- [The request]:
Pull out each line of the data that includes the word "screenshot".

((

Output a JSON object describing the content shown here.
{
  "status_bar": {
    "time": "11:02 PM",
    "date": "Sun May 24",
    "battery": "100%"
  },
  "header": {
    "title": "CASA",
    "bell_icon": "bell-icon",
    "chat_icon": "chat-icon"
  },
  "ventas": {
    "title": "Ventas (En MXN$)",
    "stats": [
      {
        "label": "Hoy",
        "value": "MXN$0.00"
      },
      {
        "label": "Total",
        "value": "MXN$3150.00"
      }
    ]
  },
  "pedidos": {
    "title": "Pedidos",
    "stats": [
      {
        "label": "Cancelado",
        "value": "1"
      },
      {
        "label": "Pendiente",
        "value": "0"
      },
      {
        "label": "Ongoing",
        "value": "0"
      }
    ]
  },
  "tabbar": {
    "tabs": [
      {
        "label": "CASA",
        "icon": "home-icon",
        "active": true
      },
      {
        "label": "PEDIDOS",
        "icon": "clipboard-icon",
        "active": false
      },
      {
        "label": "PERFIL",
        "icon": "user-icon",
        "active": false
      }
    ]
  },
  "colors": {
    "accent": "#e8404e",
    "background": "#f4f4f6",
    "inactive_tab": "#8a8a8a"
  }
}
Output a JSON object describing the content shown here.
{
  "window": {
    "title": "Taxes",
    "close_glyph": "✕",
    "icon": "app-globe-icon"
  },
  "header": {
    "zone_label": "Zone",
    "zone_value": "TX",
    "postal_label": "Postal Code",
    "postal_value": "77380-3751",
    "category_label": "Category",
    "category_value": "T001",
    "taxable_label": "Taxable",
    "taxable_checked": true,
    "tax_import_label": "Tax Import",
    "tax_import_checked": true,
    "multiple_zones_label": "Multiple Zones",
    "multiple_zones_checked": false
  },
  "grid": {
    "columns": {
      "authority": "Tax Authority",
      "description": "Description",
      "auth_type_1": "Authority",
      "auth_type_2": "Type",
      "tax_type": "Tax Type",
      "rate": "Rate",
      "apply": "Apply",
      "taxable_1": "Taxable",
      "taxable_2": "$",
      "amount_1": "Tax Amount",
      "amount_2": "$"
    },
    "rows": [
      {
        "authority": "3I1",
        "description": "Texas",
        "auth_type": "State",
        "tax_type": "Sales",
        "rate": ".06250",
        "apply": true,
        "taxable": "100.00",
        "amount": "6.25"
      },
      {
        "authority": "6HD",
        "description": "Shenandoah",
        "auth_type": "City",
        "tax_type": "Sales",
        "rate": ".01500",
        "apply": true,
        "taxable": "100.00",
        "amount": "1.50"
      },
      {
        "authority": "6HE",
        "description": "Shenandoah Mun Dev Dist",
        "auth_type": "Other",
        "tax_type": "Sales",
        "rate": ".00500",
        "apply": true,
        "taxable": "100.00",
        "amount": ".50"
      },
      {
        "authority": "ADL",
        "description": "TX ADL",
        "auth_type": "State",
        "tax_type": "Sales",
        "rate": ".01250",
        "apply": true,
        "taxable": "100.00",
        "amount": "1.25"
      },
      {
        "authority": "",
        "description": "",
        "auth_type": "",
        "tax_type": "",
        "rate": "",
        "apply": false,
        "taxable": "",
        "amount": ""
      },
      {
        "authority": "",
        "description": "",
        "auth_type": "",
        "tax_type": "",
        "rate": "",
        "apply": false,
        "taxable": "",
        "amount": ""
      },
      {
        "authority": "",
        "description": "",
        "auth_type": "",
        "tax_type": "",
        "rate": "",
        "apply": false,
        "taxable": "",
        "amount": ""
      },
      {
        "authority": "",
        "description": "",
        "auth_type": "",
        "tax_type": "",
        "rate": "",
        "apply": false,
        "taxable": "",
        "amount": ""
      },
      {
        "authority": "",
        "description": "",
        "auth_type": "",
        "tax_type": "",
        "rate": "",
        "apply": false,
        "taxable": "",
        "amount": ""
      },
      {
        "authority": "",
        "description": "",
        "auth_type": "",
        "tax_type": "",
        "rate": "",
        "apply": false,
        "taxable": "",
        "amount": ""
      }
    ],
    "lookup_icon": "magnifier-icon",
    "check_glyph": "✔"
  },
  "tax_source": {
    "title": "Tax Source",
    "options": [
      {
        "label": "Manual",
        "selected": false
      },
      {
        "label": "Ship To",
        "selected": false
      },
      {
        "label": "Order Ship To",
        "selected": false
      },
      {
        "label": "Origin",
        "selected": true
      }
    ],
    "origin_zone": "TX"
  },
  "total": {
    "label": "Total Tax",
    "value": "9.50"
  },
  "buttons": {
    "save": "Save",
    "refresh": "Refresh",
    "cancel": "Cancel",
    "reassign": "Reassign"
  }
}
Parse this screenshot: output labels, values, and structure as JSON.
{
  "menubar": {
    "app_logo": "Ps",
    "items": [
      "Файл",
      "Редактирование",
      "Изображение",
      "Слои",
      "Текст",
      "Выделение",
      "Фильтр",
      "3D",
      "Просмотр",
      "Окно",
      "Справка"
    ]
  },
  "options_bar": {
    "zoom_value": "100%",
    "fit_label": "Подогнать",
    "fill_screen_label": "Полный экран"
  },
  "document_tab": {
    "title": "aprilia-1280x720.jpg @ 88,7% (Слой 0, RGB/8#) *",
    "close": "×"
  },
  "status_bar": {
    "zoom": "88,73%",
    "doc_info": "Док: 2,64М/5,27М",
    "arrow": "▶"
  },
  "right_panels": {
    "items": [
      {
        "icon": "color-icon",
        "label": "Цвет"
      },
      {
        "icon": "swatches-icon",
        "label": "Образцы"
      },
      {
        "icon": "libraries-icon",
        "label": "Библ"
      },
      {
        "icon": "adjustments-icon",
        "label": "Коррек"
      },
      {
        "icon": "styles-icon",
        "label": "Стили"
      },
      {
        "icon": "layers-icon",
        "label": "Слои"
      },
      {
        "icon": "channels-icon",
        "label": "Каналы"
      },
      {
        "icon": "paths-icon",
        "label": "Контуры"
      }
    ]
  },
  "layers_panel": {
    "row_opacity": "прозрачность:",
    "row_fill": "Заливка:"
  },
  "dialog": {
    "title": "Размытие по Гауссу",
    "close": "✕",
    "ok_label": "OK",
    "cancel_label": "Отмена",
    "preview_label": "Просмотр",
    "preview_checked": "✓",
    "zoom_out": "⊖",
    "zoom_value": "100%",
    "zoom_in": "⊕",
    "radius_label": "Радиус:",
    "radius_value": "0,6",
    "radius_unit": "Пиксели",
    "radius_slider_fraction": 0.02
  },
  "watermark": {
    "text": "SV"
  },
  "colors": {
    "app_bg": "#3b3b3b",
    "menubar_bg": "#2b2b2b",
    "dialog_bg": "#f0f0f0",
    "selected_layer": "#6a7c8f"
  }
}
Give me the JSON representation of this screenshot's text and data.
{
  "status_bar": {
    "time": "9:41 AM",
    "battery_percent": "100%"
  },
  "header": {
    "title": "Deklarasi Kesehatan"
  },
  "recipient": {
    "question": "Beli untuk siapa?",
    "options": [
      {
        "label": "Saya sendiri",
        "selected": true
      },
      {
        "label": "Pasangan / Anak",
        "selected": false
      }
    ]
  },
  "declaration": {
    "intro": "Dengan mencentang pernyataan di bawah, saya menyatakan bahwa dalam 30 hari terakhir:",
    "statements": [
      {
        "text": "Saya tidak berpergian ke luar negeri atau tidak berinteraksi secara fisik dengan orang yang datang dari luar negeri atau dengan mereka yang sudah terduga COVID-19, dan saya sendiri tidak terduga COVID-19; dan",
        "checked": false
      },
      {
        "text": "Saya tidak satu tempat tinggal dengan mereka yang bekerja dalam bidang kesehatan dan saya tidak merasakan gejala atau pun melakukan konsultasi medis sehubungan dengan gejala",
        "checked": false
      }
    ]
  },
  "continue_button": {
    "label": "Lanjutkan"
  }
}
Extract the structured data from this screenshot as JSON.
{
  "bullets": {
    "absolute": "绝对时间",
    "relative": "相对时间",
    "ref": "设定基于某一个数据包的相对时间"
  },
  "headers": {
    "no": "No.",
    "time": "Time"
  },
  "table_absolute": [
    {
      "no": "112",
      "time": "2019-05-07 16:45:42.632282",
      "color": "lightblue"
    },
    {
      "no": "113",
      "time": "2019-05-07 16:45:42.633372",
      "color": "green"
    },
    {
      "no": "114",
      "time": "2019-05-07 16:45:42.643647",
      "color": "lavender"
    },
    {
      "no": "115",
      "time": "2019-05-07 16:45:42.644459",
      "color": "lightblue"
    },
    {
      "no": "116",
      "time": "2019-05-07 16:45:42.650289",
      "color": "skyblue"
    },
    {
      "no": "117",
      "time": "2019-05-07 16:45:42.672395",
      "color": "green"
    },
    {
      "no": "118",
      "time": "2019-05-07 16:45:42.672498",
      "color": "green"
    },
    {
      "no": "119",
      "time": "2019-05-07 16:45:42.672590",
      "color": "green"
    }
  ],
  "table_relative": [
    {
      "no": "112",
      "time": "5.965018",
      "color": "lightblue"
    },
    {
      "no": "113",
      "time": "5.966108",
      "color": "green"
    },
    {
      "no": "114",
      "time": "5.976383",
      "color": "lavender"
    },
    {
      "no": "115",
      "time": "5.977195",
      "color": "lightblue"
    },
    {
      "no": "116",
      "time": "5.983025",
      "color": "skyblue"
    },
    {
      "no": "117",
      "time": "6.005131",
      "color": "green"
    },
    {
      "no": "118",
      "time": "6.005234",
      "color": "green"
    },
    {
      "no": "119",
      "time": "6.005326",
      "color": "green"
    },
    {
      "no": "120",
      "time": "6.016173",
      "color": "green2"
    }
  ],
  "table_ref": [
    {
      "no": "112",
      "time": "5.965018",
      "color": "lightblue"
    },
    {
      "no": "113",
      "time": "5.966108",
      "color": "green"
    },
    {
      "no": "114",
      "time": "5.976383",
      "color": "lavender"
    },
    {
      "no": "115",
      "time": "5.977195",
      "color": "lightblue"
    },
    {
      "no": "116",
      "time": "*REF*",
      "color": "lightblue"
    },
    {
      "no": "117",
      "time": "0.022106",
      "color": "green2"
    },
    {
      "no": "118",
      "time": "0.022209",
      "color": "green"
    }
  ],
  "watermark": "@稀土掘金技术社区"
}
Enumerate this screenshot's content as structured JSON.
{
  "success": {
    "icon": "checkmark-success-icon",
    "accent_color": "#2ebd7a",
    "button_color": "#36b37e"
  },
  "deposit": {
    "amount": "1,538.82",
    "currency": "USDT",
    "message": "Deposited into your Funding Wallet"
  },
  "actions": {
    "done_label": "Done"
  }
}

))

- [Result of the exercise]:
Parse this screenshot: output labels, values, and structure as JSON.
Give me the JSON representation of this screenshot's text and data.
Extract the structured data from this screenshot as JSON.
Enumerate this screenshot's content as structured JSON.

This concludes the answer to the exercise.